§ The request: Extract all of the data and reproduce it precisely.

[Entries with figure data]
┄┄┄┄┄┄

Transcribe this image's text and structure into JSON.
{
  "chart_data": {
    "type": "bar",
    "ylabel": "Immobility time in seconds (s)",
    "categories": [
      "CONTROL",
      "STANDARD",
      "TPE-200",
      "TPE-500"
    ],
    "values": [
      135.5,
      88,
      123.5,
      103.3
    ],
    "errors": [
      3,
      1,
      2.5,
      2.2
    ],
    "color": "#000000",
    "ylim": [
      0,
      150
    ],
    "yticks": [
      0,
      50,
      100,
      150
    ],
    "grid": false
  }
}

┄┄┄┄┄┄

§ Complete response:
Transcribe this image's text and structure into JSON.
{
  "chart_data": {
    "type": "bar",
    "ylabel": "Immobility time in seconds (s)",
    "categories": [
      "CONTROL",
      "STANDARD",
      "TPE-200",
      "TPE-500"
    ],
    "values": [
      135.5,
      88,
      123.5,
      103.3
    ],
    "errors": [
      3,
      1,
      2.5,
      2.2
    ],
    "color": "#000000",
    "ylim": [
      0,
      150
    ],
    "yticks": [
      0,
      50,
      100,
      150
    ],
    "grid": false
  }
}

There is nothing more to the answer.